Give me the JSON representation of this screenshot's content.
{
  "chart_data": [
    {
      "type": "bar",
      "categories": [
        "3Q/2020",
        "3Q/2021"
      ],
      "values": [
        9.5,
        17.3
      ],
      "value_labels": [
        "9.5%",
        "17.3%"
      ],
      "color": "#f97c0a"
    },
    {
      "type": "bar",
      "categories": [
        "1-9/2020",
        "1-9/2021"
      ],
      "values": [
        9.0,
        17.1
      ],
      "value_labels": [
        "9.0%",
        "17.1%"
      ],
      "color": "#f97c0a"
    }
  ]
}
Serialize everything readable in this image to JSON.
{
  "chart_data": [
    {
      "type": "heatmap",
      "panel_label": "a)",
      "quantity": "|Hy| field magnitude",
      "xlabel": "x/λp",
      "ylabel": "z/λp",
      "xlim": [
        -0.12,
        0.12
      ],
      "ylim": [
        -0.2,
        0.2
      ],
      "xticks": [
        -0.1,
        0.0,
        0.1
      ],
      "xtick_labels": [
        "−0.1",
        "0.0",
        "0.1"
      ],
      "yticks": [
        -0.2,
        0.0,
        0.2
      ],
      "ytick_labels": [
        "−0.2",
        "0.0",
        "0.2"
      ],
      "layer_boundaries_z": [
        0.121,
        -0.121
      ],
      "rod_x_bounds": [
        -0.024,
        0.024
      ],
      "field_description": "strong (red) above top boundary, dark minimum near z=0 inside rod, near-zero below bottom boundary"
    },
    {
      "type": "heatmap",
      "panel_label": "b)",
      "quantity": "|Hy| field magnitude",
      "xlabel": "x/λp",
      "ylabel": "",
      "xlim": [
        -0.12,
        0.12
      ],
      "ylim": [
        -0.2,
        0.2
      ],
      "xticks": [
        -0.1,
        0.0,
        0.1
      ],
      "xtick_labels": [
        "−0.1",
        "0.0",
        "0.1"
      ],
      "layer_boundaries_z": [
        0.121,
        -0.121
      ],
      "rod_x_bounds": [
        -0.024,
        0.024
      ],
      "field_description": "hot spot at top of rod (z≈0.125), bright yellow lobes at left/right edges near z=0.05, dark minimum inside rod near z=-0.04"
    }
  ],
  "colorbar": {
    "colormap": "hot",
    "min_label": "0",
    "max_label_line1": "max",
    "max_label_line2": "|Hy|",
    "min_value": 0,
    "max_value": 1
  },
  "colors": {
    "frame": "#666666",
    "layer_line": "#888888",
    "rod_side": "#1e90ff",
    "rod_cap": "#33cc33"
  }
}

> _WHAT IS ASKED_
From the line containing "Serialize everything readable" through the closing line of the material above, return every line exactly and omit all others.

> _RESULT OF THE EXERCISE_
Serialize everything readable in this image to JSON.
{
  "chart_data": [
    {
      "type": "heatmap",
      "panel_label": "a)",
      "quantity": "|Hy| field magnitude",
      "xlabel": "x/λp",
      "ylabel": "z/λp",
      "xlim": [
        -0.12,
        0.12
      ],
      "ylim": [
        -0.2,
        0.2
      ],
      "xticks": [
        -0.1,
        0.0,
        0.1
      ],
      "xtick_labels": [
        "−0.1",
        "0.0",
        "0.1"
      ],
      "yticks": [
        -0.2,
        0.0,
        0.2
      ],
      "ytick_labels": [
        "−0.2",
        "0.0",
        "0.2"
      ],
      "layer_boundaries_z": [
        0.121,
        -0.121
      ],
      "rod_x_bounds": [
        -0.024,
        0.024
      ],
      "field_description": "strong (red) above top boundary, dark minimum near z=0 inside rod, near-zero below bottom boundary"
    },
    {
      "type": "heatmap",
      "panel_label": "b)",
      "quantity": "|Hy| field magnitude",
      "xlabel": "x/λp",
      "ylabel": "",
      "xlim": [
        -0.12,
        0.12
      ],
      "ylim": [
        -0.2,
        0.2
      ],
      "xticks": [
        -0.1,
        0.0,
        0.1
      ],
      "xtick_labels": [
        "−0.1",
        "0.0",
        "0.1"
      ],
      "layer_boundaries_z": [
        0.121,
        -0.121
      ],
      "rod_x_bounds": [
        -0.024,
        0.024
      ],
      "field_description": "hot spot at top of rod (z≈0.125), bright yellow lobes at left/right edges near z=0.05, dark minimum inside rod near z=-0.04"
    }
  ],
  "colorbar": {
    "colormap": "hot",
    "min_label": "0",
    "max_label_line1": "max",
    "max_label_line2": "|Hy|",
    "min_value": 0,
    "max_value": 1
  },
  "colors": {
    "frame": "#666666",
    "layer_line": "#888888",
    "rod_side": "#1e90ff",
    "rod_cap": "#33cc33"
  }
}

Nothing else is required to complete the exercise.